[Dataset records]

= = = =

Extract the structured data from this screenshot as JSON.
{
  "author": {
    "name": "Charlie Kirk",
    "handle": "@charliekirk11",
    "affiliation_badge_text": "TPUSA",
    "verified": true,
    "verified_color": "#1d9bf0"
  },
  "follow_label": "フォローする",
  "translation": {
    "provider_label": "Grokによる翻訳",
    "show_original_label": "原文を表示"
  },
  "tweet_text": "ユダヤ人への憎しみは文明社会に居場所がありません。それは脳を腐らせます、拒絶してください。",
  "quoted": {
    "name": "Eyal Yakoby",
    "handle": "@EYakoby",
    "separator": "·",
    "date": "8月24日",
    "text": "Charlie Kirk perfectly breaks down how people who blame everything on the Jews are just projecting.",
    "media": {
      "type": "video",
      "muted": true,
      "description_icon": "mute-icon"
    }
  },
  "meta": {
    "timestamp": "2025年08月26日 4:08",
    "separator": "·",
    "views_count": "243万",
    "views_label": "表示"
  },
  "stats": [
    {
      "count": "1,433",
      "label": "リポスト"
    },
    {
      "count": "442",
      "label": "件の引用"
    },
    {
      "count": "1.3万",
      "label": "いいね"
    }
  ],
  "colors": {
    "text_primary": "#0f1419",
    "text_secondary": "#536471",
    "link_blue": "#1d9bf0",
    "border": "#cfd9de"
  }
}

= = = =

## WHAT THE TASK REQUIRES
Transcribe the entire listing above precisely.

## RESULT FOR THIS EXERCISE
Extract the structured data from this screenshot as JSON.
{
  "author": {
    "name": "Charlie Kirk",
    "handle": "@charliekirk11",
    "affiliation_badge_text": "TPUSA",
    "verified": true,
    "verified_color": "#1d9bf0"
  },
  "follow_label": "フォローする",
  "translation": {
    "provider_label": "Grokによる翻訳",
    "show_original_label": "原文を表示"
  },
  "tweet_text": "ユダヤ人への憎しみは文明社会に居場所がありません。それは脳を腐らせます、拒絶してください。",
  "quoted": {
    "name": "Eyal Yakoby",
    "handle": "@EYakoby",
    "separator": "·",
    "date": "8月24日",
    "text": "Charlie Kirk perfectly breaks down how people who blame everything on the Jews are just projecting.",
    "media": {
      "type": "video",
      "muted": true,
      "description_icon": "mute-icon"
    }
  },
  "meta": {
    "timestamp": "2025年08月26日 4:08",
    "separator": "·",
    "views_count": "243万",
    "views_label": "表示"
  },
  "stats": [
    {
      "count": "1,433",
      "label": "リポスト"
    },
    {
      "count": "442",
      "label": "件の引用"
    },
    {
      "count": "1.3万",
      "label": "いいね"
    }
  ],
  "colors": {
    "text_primary": "#0f1419",
    "text_secondary": "#536471",
    "link_blue": "#1d9bf0",
    "border": "#cfd9de"
  }
}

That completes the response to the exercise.